Class EarleyParser

Parser mode: Parses a given input sentence according to the grammar
Generator mode: Produces all possible sentences of a grammar up to a specified length

The implementation follows Stolcke's 1995 optimizations for handling ambiguity efficiently.

Constructors

| Edit this page View Source

EarleyParser(Grammar, Vocabulary, string[], int)

Initializes a new instance of the EarleyParser class.

Declaration

public EarleyParser(Grammar g, Vocabulary v, string[] text, int maxWords = 0)

Parameters

Type	Name	Description
Grammar	g	The context-free grammar to use for parsing
Vocabulary	v	The vocabulary that maps words to their possible parts of speech
string[]	text	The input tokens to parse
int	maxWords	Maximum length when generating sentences. Only used when calling GenerateSentence(). Default is 0, which means no generation.

Fields

| Edit this page View Source

Grammar

Gets the grammar used for parsing.

Declaration

public Grammar Grammar

Field Value

Type	Description
Grammar

| Edit this page View Source

Voc

Gets the vocabulary that maps words to their possible parts of speech.

Declaration

protected Vocabulary Voc

Field Value

Type	Description
Vocabulary

| Edit this page View Source

_table

Gets the Earley parsing table containing columns for each position in the input.

Declaration

protected EarleyColumn[] _table

Field Value

Type	Description
EarleyColumn[]

Methods

| Edit this page View Source

AddLexicalizedRules(List<Rule>, int, bool)

Adds lexicalized rules to the grammar.

Declaration

protected virtual void AddLexicalizedRules(List<Rule> lexicalRules, int i, bool preprocess = true)

Parameters

Type	Name	Description
List<Rule>	lexicalRules	The list of lexical rules to add.
int	i	The index of the current column.
bool	preprocess	Whether to preprocess the rules before adding them.

| Edit this page View Source

CountDerivations()

Counts the number of distinct parse trees that can be derived for the input.

Declaration

public int CountDerivations()

Returns

Type	Description
int	The total number of valid parse trees for the input

| Edit this page View Source

CountLengthsOfBasicTrees()

Analyzes the parse trees to determine the counts of lengths of all "basic trees" in the derivation. A basic tree is a non-pumped tree according to the pumping lemma.

Declaration

public List<int> CountLengthsOfBasicTrees()

============

**Task list**
[1] In the EarleyParser documentation, what does the default maxWords value of 0 mean?
[2] Continue the EarleyParser class documentation from its final line in the same layout.

============

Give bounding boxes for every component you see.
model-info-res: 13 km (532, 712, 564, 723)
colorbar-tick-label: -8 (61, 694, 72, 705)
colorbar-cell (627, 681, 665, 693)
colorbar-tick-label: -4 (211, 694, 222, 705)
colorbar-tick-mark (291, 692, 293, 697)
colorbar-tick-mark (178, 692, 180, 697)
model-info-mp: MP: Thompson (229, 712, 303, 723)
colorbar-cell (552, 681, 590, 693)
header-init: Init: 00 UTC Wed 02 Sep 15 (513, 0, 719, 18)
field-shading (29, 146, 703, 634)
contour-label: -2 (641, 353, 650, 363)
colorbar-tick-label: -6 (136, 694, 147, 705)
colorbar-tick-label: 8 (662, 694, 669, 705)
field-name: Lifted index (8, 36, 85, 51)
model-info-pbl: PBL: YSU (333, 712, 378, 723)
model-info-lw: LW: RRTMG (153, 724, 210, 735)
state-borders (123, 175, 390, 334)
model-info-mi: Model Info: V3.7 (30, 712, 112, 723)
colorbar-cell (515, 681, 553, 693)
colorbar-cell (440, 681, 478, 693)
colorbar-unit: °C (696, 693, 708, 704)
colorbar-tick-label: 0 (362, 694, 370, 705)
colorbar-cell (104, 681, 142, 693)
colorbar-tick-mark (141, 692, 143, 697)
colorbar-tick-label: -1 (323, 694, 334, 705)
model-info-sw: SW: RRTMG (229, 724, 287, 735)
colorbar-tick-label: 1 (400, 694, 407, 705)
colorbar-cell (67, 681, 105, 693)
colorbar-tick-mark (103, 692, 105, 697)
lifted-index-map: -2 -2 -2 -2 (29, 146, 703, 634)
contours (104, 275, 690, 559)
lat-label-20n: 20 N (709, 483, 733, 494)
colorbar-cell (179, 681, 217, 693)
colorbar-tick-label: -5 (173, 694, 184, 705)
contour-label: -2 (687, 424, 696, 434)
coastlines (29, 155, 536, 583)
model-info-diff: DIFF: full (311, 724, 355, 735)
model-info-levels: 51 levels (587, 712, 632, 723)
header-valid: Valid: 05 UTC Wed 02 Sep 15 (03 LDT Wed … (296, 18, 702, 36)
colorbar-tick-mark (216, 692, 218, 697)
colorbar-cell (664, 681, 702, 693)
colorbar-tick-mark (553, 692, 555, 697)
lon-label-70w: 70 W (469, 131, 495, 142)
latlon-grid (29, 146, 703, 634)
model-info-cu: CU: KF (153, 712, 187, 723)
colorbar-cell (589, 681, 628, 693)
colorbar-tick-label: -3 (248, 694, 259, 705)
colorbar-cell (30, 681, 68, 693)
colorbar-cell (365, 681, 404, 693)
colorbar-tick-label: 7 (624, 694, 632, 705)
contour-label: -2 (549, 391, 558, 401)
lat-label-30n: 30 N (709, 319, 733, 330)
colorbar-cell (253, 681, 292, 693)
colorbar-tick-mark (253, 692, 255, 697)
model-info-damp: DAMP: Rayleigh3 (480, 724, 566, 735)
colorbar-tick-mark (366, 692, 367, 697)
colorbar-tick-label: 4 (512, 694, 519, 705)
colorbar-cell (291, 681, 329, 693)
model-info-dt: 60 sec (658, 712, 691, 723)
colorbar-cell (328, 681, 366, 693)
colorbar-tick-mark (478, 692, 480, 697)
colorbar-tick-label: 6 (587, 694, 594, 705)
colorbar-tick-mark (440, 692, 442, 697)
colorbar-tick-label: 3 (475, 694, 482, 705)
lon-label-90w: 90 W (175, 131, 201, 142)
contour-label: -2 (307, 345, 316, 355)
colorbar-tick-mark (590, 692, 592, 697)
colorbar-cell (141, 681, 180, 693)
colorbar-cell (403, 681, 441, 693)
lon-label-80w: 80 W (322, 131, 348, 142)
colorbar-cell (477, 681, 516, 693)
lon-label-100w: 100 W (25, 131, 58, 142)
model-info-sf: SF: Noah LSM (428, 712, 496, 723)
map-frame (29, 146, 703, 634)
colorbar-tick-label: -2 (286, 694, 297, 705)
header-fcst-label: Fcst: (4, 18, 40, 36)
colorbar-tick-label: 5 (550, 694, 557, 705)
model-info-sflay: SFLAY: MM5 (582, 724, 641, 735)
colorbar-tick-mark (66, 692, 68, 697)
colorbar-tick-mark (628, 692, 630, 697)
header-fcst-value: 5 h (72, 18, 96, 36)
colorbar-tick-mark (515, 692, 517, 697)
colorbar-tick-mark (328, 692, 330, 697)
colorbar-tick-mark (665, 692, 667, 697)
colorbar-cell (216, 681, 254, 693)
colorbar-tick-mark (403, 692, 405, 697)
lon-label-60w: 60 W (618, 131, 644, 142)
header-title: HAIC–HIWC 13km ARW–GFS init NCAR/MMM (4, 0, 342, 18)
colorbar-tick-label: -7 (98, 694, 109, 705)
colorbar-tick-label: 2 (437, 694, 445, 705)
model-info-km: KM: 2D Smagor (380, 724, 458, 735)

============

**Responses by task**
[1] It means no sentences are generated.

[2]
Returns

Type	Description
List<int>	A list of lengths for all basic trees found in the parse, or null if no parse exists

| Edit this page View Source

GenerateSentence()

Generates all possible trees for the grammar up to input length n.

Declaration

public void GenerateSentence()

Remarks

This method builds the complete parse forest for all possible sentences up to the length specified in the constructor. The generated trees can be retrieved using GetFormattedString() to get either bracketed representations or sequences of parts of speech.

Exceptions

Type	Condition
TooManyEarleyItemsGeneratedException	Thrown when the number of generated states exceeds the maximum allowed threshold.

| Edit this page View Source

GetCompletedStartNonterminal(int)

Retrieves the completed parse node for the start symbol of the grammar.

Declaration

public EarleySpan GetCompletedStartNonterminal(int columnIndex = 0)

Parameters

Type	Name	Description
int	columnIndex	The offset from the end of the input to look for the completed parse. Default is 0, which means the entire input.

Returns

Type	Description
EarleySpan	The EarleySpan representing the completed parse, or null if no such parse exists

| Edit this page View Source

GetFormattedString(int, bool)

Gets a formatted string representation of the parse tree.

Declaration

public string[] GetFormattedString(int columnIndex = 0, bool onlyPartsOfSpeechSequences = false)

Parameters

Type	Name	Description
int	columnIndex	The index of the column to get the string from.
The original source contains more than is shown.